Data excerpts:
□ □ □

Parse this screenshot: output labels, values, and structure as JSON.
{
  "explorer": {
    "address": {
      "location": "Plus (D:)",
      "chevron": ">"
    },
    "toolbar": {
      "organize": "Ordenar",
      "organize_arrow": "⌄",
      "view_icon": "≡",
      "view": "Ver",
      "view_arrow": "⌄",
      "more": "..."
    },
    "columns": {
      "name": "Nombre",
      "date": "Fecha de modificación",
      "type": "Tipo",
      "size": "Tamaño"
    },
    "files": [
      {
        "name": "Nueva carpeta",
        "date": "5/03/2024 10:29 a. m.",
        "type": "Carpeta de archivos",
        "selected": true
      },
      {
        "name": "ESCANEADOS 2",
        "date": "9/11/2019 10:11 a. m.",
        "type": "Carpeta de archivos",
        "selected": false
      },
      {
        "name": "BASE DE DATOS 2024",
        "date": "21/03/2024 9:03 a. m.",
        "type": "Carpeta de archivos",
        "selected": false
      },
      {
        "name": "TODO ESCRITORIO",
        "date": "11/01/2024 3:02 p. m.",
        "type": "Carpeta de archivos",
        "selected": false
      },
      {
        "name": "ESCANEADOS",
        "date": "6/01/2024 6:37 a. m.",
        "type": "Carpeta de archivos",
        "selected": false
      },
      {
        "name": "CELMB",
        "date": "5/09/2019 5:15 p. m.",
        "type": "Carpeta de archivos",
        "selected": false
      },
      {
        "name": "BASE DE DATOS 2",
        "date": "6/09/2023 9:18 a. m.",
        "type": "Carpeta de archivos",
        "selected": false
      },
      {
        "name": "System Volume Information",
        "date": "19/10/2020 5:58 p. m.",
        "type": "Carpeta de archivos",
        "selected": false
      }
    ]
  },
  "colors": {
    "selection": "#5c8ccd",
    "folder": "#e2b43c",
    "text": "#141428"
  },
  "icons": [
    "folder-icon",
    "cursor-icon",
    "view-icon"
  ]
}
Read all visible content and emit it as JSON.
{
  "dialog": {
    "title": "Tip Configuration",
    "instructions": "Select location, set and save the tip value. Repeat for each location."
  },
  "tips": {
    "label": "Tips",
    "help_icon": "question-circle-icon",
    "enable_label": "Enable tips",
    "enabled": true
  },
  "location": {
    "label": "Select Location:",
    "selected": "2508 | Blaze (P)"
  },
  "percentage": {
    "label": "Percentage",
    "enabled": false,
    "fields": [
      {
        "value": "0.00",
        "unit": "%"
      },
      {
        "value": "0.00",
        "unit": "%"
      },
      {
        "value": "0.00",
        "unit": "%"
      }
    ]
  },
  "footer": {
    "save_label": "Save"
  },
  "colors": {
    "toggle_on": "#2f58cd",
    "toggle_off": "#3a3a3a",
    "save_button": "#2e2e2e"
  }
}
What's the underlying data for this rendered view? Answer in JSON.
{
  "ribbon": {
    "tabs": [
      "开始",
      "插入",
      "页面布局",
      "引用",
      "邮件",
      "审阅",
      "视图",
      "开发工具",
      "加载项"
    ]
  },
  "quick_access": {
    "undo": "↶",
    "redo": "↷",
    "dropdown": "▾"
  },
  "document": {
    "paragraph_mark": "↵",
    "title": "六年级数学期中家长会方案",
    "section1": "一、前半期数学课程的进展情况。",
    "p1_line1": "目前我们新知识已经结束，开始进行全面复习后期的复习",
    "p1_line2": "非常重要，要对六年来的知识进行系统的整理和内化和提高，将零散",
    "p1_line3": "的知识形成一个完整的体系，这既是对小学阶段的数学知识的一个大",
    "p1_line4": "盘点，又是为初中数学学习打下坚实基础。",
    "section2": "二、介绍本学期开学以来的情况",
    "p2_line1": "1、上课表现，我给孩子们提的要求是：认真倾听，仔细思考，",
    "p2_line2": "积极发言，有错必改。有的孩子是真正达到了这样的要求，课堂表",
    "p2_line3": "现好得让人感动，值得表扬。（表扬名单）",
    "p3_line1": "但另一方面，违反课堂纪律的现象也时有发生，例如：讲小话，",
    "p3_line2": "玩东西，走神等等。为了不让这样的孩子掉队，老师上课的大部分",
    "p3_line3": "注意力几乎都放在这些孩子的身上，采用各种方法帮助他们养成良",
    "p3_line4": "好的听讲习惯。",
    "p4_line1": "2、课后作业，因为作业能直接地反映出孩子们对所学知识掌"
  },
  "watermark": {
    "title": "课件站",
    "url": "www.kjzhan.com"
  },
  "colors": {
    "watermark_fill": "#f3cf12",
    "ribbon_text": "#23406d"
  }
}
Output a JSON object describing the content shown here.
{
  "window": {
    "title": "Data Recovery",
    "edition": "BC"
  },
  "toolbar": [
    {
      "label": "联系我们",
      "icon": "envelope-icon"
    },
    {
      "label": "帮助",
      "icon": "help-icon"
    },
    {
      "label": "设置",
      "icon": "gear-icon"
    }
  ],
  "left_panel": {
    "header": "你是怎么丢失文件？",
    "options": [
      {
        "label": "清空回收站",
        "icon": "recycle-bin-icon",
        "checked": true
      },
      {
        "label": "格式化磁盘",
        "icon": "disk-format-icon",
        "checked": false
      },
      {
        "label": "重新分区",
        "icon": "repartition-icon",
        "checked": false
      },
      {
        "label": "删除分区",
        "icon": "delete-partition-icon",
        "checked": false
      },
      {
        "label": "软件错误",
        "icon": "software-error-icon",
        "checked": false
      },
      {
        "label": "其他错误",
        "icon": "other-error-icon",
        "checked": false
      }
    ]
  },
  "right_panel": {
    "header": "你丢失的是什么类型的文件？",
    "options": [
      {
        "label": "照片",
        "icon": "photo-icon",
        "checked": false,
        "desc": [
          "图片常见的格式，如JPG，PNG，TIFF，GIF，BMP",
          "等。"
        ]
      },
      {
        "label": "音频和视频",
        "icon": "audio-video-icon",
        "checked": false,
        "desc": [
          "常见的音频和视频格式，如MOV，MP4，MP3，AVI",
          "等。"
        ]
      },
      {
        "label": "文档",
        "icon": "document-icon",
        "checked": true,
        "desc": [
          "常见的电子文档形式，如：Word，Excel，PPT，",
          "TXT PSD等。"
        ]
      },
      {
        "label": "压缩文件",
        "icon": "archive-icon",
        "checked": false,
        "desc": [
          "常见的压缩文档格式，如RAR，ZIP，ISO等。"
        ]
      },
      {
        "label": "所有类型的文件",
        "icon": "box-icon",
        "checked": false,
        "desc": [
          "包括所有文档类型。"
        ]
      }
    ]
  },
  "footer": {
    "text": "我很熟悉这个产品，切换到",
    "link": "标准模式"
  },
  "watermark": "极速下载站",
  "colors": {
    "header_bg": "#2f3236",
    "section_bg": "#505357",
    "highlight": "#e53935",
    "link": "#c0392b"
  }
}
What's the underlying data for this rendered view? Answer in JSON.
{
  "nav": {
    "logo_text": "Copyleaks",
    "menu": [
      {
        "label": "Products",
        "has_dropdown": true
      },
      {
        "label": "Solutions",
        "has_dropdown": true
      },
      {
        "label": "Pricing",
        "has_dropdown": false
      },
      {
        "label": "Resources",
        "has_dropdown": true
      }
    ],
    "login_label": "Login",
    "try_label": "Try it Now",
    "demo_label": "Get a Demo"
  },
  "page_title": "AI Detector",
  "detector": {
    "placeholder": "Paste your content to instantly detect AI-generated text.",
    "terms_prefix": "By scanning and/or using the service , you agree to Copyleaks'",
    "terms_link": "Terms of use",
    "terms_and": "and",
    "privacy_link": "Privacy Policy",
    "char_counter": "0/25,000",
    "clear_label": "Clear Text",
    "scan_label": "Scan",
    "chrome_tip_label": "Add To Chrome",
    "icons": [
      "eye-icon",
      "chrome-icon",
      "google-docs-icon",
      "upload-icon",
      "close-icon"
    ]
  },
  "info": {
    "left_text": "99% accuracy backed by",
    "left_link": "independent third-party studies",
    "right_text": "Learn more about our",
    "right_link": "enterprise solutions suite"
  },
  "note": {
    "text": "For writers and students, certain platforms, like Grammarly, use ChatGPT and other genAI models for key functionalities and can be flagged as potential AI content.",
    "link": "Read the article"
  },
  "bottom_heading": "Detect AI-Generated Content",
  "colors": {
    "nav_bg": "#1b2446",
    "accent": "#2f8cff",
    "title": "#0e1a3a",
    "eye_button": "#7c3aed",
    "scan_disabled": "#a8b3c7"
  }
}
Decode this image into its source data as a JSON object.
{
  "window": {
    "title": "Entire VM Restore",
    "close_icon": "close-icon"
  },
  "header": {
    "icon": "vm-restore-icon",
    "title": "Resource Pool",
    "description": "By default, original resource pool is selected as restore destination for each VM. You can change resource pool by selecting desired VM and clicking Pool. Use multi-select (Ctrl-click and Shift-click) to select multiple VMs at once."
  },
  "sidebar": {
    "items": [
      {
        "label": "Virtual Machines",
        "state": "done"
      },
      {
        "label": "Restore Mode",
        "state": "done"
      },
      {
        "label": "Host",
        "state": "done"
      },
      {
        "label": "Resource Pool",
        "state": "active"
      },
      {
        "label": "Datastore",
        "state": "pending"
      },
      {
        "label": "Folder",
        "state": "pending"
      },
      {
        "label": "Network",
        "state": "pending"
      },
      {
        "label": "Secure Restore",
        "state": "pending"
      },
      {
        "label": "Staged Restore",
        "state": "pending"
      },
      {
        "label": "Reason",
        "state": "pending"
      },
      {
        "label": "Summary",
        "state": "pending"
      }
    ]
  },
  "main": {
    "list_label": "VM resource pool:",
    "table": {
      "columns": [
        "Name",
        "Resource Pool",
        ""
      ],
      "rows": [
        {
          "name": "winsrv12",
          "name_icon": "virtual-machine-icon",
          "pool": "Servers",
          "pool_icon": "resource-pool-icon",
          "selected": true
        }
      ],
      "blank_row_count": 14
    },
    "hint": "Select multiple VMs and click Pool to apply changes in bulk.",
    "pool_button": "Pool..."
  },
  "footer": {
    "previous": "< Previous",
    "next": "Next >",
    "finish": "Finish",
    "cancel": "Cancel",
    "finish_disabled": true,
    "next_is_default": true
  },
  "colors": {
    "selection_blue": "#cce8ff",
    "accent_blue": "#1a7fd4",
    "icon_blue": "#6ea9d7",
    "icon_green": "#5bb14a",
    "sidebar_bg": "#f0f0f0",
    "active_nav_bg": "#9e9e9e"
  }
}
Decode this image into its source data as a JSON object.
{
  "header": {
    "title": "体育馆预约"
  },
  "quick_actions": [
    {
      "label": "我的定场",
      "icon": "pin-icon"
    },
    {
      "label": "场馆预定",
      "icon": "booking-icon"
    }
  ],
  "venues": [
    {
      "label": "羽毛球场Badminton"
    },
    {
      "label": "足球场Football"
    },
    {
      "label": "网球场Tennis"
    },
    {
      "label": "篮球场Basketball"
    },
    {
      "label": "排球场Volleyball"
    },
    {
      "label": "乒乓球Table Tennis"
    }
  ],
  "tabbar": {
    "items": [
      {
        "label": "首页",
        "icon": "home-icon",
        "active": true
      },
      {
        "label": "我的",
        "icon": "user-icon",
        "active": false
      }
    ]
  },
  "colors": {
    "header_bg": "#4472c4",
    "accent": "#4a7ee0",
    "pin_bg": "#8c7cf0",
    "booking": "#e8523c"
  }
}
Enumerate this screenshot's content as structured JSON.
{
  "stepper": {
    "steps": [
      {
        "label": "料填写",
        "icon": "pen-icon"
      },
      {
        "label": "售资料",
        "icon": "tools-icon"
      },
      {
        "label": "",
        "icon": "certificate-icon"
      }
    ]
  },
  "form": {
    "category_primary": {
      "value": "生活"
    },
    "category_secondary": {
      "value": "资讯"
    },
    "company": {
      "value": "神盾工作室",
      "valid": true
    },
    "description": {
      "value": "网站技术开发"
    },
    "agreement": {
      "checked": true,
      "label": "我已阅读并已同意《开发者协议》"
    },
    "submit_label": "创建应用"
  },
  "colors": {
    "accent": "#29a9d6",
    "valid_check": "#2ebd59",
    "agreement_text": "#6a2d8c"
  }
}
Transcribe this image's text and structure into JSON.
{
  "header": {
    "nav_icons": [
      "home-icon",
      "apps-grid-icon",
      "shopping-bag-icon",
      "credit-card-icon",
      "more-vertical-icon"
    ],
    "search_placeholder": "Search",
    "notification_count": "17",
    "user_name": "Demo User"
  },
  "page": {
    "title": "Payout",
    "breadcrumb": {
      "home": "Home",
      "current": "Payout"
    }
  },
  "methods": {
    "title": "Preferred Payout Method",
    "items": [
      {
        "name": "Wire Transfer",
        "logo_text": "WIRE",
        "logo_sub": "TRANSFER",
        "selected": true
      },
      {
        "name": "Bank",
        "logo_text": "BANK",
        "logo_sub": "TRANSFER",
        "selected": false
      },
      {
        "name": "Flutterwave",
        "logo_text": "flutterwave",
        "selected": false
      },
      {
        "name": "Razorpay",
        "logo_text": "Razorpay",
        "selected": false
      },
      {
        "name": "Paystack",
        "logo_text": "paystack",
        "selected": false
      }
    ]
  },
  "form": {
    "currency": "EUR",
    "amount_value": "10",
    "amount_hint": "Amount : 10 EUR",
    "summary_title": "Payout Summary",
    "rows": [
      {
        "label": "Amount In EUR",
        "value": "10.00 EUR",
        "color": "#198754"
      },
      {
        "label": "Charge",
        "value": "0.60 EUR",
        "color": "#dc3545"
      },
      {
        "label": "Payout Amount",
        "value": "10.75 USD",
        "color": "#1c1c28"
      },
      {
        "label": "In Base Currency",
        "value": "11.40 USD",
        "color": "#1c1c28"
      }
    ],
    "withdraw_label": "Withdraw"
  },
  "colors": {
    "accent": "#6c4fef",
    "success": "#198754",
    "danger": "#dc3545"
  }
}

□ □ □

Written instruction: Extract, from the listing above, every line where the string "Summary" occurs.

Exercise answer:
        "label": "Summary",
    "summary_title": "Payout Summary",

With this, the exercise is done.